◆ Excerpted records:
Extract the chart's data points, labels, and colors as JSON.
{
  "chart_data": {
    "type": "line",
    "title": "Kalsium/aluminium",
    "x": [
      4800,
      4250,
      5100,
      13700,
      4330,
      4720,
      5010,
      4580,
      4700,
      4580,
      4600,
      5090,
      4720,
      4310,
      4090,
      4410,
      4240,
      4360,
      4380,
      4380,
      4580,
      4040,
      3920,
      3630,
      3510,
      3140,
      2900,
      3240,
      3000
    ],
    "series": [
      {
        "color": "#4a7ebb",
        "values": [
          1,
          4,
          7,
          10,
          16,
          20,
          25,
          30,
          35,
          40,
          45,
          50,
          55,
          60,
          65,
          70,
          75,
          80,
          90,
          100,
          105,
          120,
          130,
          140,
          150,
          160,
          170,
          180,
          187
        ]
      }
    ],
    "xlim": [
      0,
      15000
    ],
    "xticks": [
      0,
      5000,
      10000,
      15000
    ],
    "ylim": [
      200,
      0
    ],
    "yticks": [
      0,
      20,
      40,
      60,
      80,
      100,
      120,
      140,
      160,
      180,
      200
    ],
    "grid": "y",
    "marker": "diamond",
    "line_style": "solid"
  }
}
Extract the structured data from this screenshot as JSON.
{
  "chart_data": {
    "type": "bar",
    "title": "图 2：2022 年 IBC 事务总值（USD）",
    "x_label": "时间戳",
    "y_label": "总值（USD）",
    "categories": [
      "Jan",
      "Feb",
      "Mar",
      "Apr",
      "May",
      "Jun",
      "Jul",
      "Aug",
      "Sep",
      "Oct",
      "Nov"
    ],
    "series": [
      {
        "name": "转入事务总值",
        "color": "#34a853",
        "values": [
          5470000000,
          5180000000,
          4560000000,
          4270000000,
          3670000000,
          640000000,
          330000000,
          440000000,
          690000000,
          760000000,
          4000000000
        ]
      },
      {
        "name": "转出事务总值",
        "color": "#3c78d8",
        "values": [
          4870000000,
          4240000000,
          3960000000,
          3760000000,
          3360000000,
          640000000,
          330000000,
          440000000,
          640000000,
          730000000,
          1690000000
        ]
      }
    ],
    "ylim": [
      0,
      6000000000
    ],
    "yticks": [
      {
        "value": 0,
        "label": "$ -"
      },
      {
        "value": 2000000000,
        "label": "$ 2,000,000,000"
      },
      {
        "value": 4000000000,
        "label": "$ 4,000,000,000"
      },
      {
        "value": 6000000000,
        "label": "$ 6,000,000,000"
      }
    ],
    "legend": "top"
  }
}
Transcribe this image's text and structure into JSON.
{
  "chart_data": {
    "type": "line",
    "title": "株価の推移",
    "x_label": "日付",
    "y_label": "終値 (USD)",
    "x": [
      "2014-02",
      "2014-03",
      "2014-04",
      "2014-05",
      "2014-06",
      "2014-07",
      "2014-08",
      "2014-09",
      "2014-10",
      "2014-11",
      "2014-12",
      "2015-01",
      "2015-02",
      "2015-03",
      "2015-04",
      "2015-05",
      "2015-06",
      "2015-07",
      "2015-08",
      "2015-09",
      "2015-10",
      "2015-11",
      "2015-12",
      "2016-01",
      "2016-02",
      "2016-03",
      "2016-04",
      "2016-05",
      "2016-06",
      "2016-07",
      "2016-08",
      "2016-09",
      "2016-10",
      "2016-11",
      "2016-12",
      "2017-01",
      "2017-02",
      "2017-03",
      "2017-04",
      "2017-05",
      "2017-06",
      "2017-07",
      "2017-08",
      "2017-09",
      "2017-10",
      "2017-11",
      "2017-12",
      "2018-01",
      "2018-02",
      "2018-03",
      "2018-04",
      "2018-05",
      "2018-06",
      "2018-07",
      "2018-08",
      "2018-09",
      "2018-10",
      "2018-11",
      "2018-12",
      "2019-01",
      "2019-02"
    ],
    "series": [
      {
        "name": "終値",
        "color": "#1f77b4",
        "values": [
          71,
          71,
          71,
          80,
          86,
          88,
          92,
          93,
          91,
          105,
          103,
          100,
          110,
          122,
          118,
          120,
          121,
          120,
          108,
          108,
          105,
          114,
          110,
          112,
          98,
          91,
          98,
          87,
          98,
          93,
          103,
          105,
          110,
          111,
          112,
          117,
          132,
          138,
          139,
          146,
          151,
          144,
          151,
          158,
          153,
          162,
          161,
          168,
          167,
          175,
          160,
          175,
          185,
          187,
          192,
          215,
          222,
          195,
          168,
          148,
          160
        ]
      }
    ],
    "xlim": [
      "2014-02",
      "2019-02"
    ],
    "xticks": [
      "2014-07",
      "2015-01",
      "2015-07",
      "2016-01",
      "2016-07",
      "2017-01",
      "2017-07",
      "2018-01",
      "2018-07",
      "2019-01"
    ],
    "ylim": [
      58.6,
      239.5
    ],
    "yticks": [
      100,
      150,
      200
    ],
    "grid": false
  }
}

◆ What the exercise asks:
Without omitting anything, output the entries exactly.

◆ Solution for this problem:
Extract the chart's data points, labels, and colors as JSON.
{
  "chart_data": {
    "type": "line",
    "title": "Kalsium/aluminium",
    "x": [
      4800,
      4250,
      5100,
      13700,
      4330,
      4720,
      5010,
      4580,
      4700,
      4580,
      4600,
      5090,
      4720,
      4310,
      4090,
      4410,
      4240,
      4360,
      4380,
      4380,
      4580,
      4040,
      3920,
      3630,
      3510,
      3140,
      2900,
      3240,
      3000
    ],
    "series": [
      {
        "color": "#4a7ebb",
        "values": [
          1,
          4,
          7,
          10,
          16,
          20,
          25,
          30,
          35,
          40,
          45,
          50,
          55,
          60,
          65,
          70,
          75,
          80,
          90,
          100,
          105,
          120,
          130,
          140,
          150,
          160,
          170,
          180,
          187
        ]
      }
    ],
    "xlim": [
      0,
      15000
    ],
    "xticks": [
      0,
      5000,
      10000,
      15000
    ],
    "ylim": [
      200,
      0
    ],
    "yticks": [
      0,
      20,
      40,
      60,
      80,
      100,
      120,
      140,
      160,
      180,
      200
    ],
    "grid": "y",
    "marker": "diamond",
    "line_style": "solid"
  }
}
Extract the structured data from this screenshot as JSON.
{
  "chart_data": {
    "type": "bar",
    "title": "图 2：2022 年 IBC 事务总值（USD）",
    "x_label": "时间戳",
    "y_label": "总值（USD）",
    "categories": [
      "Jan",
      "Feb",
      "Mar",
      "Apr",
      "May",
      "Jun",
      "Jul",
      "Aug",
      "Sep",
      "Oct",
      "Nov"
    ],
    "series": [
      {
        "name": "转入事务总值",
        "color": "#34a853",
        "values": [
          5470000000,
          5180000000,
          4560000000,
          4270000000,
          3670000000,
          640000000,
          330000000,
          440000000,
          690000000,
          760000000,
          4000000000
        ]
      },
      {
        "name": "转出事务总值",
        "color": "#3c78d8",
        "values": [
          4870000000,
          4240000000,
          3960000000,
          3760000000,
          3360000000,
          640000000,
          330000000,
          440000000,
          640000000,
          730000000,
          1690000000
        ]
      }
    ],
    "ylim": [
      0,
      6000000000
    ],
    "yticks": [
      {
        "value": 0,
        "label": "$ -"
      },
      {
        "value": 2000000000,
        "label": "$ 2,000,000,000"
      },
      {
        "value": 4000000000,
        "label": "$ 4,000,000,000"
      },
      {
        "value": 6000000000,
        "label": "$ 6,000,000,000"
      }
    ],
    "legend": "top"
  }
}
Transcribe this image's text and structure into JSON.
{
  "chart_data": {
    "type": "line",
    "title": "株価の推移",
    "x_label": "日付",
    "y_label": "終値 (USD)",
    "x": [
      "2014-02",
      "2014-03",
      "2014-04",
      "2014-05",
      "2014-06",
      "2014-07",
      "2014-08",
      "2014-09",
      "2014-10",
      "2014-11",
      "2014-12",
      "2015-01",
      "2015-02",
      "2015-03",
      "2015-04",
      "2015-05",
      "2015-06",
      "2015-07",
      "2015-08",
      "2015-09",
      "2015-10",
      "2015-11",
      "2015-12",
      "2016-01",
      "2016-02",
      "2016-03",
      "2016-04",
      "2016-05",
      "2016-06",
      "2016-07",
      "2016-08",
      "2016-09",
      "2016-10",
      "2016-11",
      "2016-12",
      "2017-01",
      "2017-02",
      "2017-03",
      "2017-04",
      "2017-05",
      "2017-06",
      "2017-07",
      "2017-08",
      "2017-09",
      "2017-10",
      "2017-11",
      "2017-12",
      "2018-01",
      "2018-02",
      "2018-03",
      "2018-04",
      "2018-05",
      "2018-06",
      "2018-07",
      "2018-08",
      "2018-09",
      "2018-10",
      "2018-11",
      "2018-12",
      "2019-01",
      "2019-02"
    ],
    "series": [
      {
        "name": "終値",
        "color": "#1f77b4",
        "values": [
          71,
          71,
          71,
          80,
          86,
          88,
          92,
          93,
          91,
          105,
          103,
          100,
          110,
          122,
          118,
          120,
          121,
          120,
          108,
          108,
          105,
          114,
          110,
          112,
          98,
          91,
          98,
          87,
          98,
          93,
          103,
          105,
          110,
          111,
          112,
          117,
          132,
          138,
          139,
          146,
          151,
          144,
          151,
          158,
          153,
          162,
          161,
          168,
          167,
          175,
          160,
          175,
          185,
          187,
          192,
          215,
          222,
          195,
          168,
          148,
          160
        ]
      }
    ],
    "xlim": [
      "2014-02",
      "2019-02"
    ],
    "xticks": [
      "2014-07",
      "2015-01",
      "2015-07",
      "2016-01",
      "2016-07",
      "2017-01",
      "2017-07",
      "2018-01",
      "2018-07",
      "2019-01"
    ],
    "ylim": [
      58.6,
      239.5
    ],
    "yticks": [
      100,
      150,
      200
    ],
    "grid": false
  }
}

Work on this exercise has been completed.